Work to complete: Pull out all lines from the listing below in which the word "cpue" appears.

Task inputs:
## START
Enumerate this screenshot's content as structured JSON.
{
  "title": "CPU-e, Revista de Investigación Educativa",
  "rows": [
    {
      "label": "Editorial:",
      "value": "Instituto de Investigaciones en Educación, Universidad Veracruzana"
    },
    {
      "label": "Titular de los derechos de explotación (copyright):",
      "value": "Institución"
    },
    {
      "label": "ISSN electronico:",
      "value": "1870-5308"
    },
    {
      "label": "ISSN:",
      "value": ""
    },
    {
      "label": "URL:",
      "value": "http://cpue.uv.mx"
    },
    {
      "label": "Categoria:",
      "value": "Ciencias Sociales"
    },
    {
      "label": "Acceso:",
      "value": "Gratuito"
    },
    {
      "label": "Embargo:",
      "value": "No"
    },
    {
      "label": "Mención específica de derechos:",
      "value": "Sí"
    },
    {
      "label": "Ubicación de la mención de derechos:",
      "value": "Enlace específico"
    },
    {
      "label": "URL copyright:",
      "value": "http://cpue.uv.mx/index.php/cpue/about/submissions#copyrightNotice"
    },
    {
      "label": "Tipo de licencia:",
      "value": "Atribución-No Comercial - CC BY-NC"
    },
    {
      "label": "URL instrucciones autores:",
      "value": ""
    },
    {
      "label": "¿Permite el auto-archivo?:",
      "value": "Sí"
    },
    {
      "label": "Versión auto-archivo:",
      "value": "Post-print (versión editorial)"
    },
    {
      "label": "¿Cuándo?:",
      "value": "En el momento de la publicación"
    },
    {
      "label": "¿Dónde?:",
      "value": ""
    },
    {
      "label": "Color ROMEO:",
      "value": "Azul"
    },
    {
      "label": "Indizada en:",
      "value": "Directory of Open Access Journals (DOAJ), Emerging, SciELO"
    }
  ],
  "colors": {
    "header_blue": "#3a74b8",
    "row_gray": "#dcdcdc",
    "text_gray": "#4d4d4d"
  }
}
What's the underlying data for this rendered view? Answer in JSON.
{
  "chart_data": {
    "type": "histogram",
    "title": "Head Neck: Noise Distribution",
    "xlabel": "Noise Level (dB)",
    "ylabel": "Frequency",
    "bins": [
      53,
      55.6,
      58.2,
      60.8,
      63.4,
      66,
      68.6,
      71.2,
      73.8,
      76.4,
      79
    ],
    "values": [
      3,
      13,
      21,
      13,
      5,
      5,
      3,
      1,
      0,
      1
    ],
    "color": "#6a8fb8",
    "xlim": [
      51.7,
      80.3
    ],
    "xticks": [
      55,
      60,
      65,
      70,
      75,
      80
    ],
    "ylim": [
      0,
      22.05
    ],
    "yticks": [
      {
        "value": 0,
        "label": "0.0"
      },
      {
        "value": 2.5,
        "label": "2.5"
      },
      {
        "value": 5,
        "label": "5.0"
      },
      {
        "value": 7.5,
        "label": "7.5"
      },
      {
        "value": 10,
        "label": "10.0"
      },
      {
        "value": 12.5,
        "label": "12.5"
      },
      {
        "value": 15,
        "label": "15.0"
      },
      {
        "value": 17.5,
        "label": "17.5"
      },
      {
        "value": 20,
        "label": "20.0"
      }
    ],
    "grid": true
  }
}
## END
Result for this exercise:
      "value": "http://cpue.uv.mx"
      "value": "http://cpue.uv.mx/index.php/cpue/about/submissions#copyrightNotice"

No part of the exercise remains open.